_WORK TO COMPLETE_.
Count every line in the entries that follow where the word "HSO₃" appears, then state only the total.

Recorded data:
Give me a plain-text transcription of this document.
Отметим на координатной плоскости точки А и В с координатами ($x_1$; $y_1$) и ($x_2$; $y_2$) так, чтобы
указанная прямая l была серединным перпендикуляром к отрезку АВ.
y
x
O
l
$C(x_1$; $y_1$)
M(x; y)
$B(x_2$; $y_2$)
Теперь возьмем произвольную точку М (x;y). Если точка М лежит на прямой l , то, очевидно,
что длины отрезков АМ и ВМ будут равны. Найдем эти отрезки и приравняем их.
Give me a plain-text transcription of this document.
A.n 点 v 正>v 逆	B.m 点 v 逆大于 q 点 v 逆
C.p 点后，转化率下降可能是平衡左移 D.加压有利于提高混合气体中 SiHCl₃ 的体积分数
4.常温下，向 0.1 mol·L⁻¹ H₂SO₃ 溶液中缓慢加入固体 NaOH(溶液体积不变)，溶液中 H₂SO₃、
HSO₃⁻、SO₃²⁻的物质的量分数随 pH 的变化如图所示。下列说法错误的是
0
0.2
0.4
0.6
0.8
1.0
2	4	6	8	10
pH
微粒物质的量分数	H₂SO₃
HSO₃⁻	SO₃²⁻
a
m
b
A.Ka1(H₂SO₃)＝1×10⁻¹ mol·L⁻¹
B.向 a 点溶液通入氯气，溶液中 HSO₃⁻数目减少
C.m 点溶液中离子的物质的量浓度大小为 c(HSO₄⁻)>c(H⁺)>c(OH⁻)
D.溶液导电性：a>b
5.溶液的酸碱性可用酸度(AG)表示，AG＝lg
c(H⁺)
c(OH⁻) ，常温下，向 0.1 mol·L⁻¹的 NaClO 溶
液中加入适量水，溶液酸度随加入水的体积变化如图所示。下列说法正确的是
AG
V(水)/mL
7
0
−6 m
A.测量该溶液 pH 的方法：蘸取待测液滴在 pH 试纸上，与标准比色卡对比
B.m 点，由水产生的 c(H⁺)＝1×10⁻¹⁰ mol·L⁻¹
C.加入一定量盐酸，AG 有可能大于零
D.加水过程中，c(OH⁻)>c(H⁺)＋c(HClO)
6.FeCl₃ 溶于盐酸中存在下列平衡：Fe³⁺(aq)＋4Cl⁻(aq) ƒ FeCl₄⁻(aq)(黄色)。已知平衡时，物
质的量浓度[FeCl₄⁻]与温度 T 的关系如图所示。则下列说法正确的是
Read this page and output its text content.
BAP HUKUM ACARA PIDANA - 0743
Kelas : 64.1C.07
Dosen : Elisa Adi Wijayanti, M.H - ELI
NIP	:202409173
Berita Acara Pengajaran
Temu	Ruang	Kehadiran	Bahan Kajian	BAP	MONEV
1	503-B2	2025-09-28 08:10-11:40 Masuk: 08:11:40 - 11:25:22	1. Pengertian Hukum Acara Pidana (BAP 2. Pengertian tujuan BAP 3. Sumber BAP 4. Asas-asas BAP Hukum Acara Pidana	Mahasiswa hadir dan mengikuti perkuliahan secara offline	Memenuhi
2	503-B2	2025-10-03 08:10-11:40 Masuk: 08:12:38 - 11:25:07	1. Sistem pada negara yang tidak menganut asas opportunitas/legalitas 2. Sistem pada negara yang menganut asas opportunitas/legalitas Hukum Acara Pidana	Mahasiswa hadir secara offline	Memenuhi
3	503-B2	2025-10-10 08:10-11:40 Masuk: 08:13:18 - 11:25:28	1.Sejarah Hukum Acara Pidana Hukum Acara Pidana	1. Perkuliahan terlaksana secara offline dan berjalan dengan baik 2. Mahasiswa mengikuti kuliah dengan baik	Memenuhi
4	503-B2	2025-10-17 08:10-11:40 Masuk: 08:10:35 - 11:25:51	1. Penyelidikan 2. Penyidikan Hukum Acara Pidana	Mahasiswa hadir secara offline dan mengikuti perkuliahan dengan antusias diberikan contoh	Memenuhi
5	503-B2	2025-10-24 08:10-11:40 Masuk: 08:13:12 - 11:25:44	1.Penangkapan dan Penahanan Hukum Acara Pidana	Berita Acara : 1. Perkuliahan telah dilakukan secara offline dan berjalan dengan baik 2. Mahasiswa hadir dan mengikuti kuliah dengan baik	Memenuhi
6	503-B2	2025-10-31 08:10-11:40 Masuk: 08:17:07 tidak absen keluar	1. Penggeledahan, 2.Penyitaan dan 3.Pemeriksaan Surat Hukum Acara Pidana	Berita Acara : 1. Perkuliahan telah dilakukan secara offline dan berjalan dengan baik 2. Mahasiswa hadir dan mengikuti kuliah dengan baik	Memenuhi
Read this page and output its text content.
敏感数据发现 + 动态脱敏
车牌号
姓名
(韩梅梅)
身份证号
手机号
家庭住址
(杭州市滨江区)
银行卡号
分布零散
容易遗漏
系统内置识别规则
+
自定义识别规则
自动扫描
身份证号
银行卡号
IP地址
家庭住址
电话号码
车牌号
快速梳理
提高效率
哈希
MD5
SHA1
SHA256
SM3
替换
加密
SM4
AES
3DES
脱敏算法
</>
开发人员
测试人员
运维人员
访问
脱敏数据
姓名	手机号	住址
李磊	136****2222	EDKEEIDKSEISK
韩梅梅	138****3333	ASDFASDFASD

_WRITTEN ANSWER_.
3